Objective ::
Collect from the data below each line with "ASKIYA".

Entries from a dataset

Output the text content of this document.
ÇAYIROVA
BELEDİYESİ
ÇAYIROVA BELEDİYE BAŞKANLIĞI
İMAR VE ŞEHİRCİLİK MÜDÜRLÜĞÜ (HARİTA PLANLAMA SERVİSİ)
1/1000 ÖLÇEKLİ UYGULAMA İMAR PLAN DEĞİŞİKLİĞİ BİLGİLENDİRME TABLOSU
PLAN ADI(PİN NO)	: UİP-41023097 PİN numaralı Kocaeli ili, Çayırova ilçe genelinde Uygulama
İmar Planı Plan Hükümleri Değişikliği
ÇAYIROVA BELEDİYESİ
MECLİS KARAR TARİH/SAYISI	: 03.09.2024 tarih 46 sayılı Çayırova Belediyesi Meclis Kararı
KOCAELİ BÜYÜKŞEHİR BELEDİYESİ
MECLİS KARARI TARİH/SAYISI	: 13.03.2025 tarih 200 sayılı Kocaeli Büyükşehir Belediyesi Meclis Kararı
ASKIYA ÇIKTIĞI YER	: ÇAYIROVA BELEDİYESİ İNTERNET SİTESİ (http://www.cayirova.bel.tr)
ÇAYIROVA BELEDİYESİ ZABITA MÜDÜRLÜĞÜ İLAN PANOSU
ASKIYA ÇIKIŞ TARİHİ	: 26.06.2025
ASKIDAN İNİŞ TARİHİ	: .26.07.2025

Problem solution ::
ASKIYA ÇIKTIĞI YER	: ÇAYIROVA BELEDİYESİ İNTERNET SİTESİ (http://www.cayirova.bel.tr)
ASKIYA ÇIKIŞ TARİHİ	: 26.06.2025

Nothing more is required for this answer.